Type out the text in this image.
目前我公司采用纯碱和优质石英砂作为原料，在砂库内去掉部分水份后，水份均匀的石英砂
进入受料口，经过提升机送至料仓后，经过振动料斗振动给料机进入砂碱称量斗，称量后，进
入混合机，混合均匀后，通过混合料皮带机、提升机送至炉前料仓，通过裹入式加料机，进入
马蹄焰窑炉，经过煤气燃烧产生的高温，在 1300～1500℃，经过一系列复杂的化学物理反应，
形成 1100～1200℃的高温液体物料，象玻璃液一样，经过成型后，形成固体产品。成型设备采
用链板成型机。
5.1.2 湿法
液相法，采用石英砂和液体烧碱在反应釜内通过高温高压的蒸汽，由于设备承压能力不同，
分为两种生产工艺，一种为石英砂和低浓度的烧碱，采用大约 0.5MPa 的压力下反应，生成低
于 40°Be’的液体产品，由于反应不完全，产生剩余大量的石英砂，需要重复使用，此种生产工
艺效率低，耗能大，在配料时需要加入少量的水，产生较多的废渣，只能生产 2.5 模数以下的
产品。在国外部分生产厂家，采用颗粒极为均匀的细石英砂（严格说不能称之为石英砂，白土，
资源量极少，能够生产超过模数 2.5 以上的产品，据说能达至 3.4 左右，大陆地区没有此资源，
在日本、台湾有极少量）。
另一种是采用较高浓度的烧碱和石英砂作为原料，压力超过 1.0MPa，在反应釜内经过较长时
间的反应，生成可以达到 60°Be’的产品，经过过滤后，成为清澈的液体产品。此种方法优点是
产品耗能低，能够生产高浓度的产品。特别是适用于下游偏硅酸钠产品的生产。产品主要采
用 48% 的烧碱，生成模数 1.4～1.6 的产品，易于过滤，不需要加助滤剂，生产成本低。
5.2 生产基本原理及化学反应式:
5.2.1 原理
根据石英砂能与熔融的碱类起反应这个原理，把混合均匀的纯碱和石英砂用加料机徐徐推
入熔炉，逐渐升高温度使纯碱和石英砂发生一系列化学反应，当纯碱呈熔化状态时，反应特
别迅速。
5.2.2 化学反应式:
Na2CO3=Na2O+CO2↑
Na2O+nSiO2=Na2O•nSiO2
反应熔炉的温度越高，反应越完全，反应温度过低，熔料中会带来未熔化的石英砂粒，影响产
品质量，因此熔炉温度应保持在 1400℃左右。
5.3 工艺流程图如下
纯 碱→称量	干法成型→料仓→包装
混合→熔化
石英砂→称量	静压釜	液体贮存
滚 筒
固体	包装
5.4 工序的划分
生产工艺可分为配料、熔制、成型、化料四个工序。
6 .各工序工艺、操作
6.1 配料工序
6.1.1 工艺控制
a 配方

- WHAT IS ASKED
Extract the full listing above without altering anything.

- THE RESULT
Type out the text in this image.
目前我公司采用纯碱和优质石英砂作为原料，在砂库内去掉部分水份后，水份均匀的石英砂
进入受料口，经过提升机送至料仓后，经过振动料斗振动给料机进入砂碱称量斗，称量后，进
入混合机，混合均匀后，通过混合料皮带机、提升机送至炉前料仓，通过裹入式加料机，进入
马蹄焰窑炉，经过煤气燃烧产生的高温，在 1300～1500℃，经过一系列复杂的化学物理反应，
形成 1100～1200℃的高温液体物料，象玻璃液一样，经过成型后，形成固体产品。成型设备采
用链板成型机。
5.1.2 湿法
液相法，采用石英砂和液体烧碱在反应釜内通过高温高压的蒸汽，由于设备承压能力不同，
分为两种生产工艺，一种为石英砂和低浓度的烧碱，采用大约 0.5MPa 的压力下反应，生成低
于 40°Be’的液体产品，由于反应不完全，产生剩余大量的石英砂，需要重复使用，此种生产工
艺效率低，耗能大，在配料时需要加入少量的水，产生较多的废渣，只能生产 2.5 模数以下的
产品。在国外部分生产厂家，采用颗粒极为均匀的细石英砂（严格说不能称之为石英砂，白土，
资源量极少，能够生产超过模数 2.5 以上的产品，据说能达至 3.4 左右，大陆地区没有此资源，
在日本、台湾有极少量）。
另一种是采用较高浓度的烧碱和石英砂作为原料，压力超过 1.0MPa，在反应釜内经过较长时
间的反应，生成可以达到 60°Be’的产品，经过过滤后，成为清澈的液体产品。此种方法优点是
产品耗能低，能够生产高浓度的产品。特别是适用于下游偏硅酸钠产品的生产。产品主要采
用 48% 的烧碱，生成模数 1.4～1.6 的产品，易于过滤，不需要加助滤剂，生产成本低。
5.2 生产基本原理及化学反应式:
5.2.1 原理
根据石英砂能与熔融的碱类起反应这个原理，把混合均匀的纯碱和石英砂用加料机徐徐推
入熔炉，逐渐升高温度使纯碱和石英砂发生一系列化学反应，当纯碱呈熔化状态时，反应特
别迅速。
5.2.2 化学反应式:
Na2CO3=Na2O+CO2↑
Na2O+nSiO2=Na2O•nSiO2
反应熔炉的温度越高，反应越完全，反应温度过低，熔料中会带来未熔化的石英砂粒，影响产
品质量，因此熔炉温度应保持在 1400℃左右。
5.3 工艺流程图如下
纯 碱→称量	干法成型→料仓→包装
混合→熔化
石英砂→称量	静压釜	液体贮存
滚 筒
固体	包装
5.4 工序的划分
生产工艺可分为配料、熔制、成型、化料四个工序。
6 .各工序工艺、操作
6.1 配料工序
6.1.1 工艺控制
a 配方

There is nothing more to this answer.